*EXERCISE BRIEF*
Say how many lines in the records include the string "right", adding no other words.

════

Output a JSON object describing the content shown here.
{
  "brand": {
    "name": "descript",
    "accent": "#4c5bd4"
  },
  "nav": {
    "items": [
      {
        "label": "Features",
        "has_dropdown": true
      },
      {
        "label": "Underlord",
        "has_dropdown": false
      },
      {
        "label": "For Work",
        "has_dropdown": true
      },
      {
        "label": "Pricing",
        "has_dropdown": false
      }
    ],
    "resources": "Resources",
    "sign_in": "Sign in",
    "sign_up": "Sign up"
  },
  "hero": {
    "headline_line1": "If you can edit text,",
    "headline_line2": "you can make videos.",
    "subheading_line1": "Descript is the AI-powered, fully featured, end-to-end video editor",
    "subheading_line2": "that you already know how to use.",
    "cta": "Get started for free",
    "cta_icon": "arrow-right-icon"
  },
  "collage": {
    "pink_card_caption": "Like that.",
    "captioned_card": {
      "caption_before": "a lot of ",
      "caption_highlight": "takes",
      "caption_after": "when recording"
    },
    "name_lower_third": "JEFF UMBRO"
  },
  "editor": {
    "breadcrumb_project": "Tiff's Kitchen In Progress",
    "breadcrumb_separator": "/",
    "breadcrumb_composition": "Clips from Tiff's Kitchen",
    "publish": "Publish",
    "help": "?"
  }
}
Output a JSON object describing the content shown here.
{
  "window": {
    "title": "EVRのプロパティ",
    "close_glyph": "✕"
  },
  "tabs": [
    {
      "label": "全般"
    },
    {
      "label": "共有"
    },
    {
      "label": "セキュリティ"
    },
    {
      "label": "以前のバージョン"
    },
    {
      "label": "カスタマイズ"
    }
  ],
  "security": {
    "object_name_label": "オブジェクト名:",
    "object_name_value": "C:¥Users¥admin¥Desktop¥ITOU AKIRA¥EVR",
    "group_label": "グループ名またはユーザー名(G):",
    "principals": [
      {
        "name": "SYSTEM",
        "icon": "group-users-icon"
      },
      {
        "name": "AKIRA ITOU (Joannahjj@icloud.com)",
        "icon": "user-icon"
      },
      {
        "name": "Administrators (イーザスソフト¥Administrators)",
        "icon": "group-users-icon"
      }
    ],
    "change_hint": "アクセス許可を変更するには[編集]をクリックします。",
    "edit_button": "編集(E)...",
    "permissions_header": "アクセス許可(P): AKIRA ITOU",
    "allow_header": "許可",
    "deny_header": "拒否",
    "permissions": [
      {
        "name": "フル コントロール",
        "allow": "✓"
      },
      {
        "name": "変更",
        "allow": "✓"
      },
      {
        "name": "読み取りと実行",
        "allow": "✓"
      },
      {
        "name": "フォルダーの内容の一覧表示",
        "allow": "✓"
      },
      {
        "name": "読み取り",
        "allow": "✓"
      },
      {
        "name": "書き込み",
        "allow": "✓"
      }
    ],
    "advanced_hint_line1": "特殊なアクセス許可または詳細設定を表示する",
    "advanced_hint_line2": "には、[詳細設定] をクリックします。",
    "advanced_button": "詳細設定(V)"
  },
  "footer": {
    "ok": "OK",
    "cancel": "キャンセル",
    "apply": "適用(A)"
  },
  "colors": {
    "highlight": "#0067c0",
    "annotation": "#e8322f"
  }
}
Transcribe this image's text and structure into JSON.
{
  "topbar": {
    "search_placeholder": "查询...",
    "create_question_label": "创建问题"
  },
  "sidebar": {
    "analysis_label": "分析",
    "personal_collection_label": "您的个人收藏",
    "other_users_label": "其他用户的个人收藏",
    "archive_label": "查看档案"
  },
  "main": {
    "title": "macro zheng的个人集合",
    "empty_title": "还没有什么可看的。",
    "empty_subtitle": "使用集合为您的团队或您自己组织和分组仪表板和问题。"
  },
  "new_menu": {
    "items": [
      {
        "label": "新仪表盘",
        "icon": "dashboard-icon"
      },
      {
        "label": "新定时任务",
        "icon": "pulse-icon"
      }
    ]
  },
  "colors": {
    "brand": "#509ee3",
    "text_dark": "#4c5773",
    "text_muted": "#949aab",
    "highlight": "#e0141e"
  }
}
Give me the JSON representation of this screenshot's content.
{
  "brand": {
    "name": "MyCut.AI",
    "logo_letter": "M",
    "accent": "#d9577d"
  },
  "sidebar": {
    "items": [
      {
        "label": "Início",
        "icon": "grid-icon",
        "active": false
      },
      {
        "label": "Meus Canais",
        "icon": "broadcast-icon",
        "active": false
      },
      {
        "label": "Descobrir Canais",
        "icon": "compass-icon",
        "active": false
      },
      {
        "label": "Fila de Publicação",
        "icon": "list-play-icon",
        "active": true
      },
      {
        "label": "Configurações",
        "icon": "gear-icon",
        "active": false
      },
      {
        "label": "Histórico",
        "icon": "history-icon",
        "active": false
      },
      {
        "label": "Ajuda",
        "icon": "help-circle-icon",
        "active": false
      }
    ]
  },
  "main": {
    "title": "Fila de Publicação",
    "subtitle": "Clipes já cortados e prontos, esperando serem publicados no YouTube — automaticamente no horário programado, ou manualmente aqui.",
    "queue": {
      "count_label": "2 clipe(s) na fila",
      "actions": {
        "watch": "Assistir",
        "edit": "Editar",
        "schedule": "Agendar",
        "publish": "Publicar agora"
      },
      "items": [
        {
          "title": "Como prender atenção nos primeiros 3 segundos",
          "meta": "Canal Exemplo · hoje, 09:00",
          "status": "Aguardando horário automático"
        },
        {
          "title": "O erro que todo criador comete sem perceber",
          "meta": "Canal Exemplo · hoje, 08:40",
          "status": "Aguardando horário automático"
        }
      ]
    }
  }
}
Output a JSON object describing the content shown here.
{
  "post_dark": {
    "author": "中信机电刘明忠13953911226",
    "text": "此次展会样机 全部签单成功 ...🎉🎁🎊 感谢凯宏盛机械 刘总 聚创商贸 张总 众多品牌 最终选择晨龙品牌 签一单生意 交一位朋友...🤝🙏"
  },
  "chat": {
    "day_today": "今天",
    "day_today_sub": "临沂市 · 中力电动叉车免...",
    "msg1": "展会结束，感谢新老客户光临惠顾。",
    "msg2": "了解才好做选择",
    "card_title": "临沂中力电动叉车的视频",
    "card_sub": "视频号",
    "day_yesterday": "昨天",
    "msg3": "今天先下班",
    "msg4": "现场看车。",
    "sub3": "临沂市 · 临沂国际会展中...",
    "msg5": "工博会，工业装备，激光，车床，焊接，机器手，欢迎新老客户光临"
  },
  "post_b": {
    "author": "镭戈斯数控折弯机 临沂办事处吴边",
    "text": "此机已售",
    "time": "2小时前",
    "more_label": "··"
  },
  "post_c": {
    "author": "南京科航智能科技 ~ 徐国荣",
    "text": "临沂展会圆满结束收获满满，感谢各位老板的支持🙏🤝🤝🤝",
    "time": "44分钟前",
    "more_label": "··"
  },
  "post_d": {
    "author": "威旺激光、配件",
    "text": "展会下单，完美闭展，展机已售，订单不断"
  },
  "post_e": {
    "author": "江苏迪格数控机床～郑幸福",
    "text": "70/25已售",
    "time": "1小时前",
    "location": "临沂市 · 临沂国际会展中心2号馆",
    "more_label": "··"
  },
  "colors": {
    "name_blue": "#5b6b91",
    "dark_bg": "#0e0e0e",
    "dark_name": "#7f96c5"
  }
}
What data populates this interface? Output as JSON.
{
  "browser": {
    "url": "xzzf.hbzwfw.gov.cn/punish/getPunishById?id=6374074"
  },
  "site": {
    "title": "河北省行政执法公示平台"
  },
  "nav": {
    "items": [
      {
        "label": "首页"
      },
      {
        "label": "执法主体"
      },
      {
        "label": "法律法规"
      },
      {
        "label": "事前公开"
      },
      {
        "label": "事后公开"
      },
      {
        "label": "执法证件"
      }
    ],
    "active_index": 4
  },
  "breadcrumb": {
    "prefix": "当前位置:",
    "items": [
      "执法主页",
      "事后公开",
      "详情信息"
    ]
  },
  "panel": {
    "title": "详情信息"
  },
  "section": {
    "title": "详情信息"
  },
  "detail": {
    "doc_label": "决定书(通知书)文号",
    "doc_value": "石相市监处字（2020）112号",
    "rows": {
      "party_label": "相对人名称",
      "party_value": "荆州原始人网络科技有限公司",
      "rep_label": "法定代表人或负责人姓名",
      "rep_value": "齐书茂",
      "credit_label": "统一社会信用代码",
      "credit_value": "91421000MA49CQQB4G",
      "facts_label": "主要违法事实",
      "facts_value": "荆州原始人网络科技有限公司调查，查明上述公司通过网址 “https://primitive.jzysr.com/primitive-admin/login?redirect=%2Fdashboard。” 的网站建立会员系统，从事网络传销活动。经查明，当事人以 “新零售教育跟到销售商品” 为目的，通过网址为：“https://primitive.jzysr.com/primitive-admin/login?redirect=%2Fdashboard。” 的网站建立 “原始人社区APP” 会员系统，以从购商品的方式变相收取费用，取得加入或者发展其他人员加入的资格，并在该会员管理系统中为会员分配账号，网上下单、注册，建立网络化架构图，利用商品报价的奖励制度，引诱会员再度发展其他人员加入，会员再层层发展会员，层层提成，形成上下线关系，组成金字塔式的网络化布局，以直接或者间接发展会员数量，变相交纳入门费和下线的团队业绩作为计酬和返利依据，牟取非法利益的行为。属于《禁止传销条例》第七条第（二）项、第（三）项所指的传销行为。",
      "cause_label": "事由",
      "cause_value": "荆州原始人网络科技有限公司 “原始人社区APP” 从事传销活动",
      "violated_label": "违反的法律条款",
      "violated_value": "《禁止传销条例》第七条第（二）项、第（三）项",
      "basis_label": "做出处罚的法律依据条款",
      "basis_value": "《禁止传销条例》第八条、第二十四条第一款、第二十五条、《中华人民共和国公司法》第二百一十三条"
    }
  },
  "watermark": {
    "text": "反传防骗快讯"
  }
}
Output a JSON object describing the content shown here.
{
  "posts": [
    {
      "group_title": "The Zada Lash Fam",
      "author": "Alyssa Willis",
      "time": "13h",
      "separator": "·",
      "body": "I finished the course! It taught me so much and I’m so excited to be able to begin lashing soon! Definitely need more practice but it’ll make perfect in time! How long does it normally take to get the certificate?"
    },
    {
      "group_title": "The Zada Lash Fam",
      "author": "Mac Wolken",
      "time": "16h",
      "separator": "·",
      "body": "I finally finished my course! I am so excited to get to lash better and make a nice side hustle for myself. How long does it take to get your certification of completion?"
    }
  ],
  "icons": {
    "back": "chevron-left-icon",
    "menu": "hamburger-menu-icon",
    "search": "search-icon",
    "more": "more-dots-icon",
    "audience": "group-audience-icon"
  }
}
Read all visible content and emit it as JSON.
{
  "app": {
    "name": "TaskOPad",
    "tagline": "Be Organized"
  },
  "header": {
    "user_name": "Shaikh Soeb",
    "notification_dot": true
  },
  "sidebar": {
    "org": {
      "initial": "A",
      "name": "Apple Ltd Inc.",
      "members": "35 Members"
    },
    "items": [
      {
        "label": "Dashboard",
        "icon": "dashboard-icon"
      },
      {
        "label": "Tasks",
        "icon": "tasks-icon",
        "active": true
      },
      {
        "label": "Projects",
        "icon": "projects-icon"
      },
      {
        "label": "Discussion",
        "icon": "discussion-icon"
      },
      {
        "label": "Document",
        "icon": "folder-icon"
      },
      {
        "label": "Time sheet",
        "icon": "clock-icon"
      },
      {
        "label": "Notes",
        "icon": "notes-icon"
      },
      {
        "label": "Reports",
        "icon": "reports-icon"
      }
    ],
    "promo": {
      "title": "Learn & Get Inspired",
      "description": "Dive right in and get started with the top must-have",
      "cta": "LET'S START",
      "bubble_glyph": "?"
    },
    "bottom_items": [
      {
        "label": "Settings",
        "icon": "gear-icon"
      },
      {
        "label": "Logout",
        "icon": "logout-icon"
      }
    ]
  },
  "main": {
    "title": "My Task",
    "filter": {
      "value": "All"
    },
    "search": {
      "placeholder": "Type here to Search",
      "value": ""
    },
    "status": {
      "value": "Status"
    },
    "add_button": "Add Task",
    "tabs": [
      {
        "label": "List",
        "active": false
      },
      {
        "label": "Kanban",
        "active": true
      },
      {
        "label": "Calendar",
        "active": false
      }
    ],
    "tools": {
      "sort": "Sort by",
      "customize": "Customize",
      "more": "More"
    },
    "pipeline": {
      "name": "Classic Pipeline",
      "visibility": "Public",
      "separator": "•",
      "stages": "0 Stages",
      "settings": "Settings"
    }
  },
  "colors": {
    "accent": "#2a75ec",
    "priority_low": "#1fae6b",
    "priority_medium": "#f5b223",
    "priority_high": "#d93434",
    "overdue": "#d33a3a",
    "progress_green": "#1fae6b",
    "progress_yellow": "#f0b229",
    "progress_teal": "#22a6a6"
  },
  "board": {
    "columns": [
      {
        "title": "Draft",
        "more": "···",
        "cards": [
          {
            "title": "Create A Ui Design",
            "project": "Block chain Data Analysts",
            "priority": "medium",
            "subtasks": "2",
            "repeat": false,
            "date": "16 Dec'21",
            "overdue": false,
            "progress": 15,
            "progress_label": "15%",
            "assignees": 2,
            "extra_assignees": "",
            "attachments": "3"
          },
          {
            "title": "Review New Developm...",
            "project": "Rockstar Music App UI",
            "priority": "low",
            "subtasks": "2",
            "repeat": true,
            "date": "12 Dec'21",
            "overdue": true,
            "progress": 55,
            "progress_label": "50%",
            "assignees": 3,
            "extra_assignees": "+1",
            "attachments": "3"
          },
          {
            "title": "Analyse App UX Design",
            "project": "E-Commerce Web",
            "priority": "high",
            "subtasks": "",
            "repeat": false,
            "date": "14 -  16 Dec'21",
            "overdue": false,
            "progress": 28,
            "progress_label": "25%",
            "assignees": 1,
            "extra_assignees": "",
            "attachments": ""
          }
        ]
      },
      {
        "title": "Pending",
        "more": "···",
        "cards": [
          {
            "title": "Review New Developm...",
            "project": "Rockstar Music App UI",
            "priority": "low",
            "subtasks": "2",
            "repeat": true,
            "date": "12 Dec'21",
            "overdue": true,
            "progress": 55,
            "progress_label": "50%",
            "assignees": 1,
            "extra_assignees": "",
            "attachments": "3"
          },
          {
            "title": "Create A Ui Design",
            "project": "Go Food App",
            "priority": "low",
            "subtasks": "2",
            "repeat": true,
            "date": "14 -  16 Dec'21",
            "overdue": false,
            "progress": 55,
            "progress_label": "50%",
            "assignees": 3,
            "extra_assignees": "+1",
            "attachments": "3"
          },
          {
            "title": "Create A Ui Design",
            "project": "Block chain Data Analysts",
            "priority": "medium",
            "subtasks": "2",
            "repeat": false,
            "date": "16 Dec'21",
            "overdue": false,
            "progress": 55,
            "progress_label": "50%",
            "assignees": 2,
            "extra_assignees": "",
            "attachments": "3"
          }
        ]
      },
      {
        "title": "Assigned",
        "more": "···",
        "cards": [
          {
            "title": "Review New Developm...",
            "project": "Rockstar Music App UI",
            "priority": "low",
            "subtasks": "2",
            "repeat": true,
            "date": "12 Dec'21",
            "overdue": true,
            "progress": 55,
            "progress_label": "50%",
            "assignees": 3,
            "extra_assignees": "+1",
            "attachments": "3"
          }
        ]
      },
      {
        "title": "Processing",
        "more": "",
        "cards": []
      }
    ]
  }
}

════

*CORRECT ANSWER*
2